╭──

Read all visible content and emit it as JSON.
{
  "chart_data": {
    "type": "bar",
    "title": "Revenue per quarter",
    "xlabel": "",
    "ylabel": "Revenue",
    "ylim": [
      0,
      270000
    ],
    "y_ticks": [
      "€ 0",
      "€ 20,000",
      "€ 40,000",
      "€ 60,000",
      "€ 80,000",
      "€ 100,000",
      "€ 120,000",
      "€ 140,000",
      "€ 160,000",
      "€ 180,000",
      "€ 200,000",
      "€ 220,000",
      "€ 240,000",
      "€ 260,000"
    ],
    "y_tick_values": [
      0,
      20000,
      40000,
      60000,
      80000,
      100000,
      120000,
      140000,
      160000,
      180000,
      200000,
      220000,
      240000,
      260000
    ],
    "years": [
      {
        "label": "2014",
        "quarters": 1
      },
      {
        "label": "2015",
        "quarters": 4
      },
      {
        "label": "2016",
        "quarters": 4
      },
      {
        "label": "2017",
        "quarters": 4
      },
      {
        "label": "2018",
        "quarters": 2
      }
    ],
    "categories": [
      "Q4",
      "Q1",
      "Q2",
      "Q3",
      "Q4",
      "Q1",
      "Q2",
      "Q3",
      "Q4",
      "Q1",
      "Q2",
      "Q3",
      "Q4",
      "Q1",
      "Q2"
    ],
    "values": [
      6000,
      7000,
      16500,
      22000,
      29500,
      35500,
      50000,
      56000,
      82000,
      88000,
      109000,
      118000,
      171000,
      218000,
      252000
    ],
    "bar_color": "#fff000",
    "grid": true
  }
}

╰──

**WRITTEN EXERCISE:**
The entries above should be repeated exactly, every one of them.

**EXERCISE RESPONSE:**
Read all visible content and emit it as JSON.
{
  "chart_data": {
    "type": "bar",
    "title": "Revenue per quarter",
    "xlabel": "",
    "ylabel": "Revenue",
    "ylim": [
      0,
      270000
    ],
    "y_ticks": [
      "€ 0",
      "€ 20,000",
      "€ 40,000",
      "€ 60,000",
      "€ 80,000",
      "€ 100,000",
      "€ 120,000",
      "€ 140,000",
      "€ 160,000",
      "€ 180,000",
      "€ 200,000",
      "€ 220,000",
      "€ 240,000",
      "€ 260,000"
    ],
    "y_tick_values": [
      0,
      20000,
      40000,
      60000,
      80000,
      100000,
      120000,
      140000,
      160000,
      180000,
      200000,
      220000,
      240000,
      260000
    ],
    "years": [
      {
        "label": "2014",
        "quarters": 1
      },
      {
        "label": "2015",
        "quarters": 4
      },
      {
        "label": "2016",
        "quarters": 4
      },
      {
        "label": "2017",
        "quarters": 4
      },
      {
        "label": "2018",
        "quarters": 2
      }
    ],
    "categories": [
      "Q4",
      "Q1",
      "Q2",
      "Q3",
      "Q4",
      "Q1",
      "Q2",
      "Q3",
      "Q4",
      "Q1",
      "Q2",
      "Q3",
      "Q4",
      "Q1",
      "Q2"
    ],
    "values": [
      6000,
      7000,
      16500,
      22000,
      29500,
      35500,
      50000,
      56000,
      82000,
      88000,
      109000,
      118000,
      171000,
      218000,
      252000
    ],
    "bar_color": "#fff000",
    "grid": true
  }
}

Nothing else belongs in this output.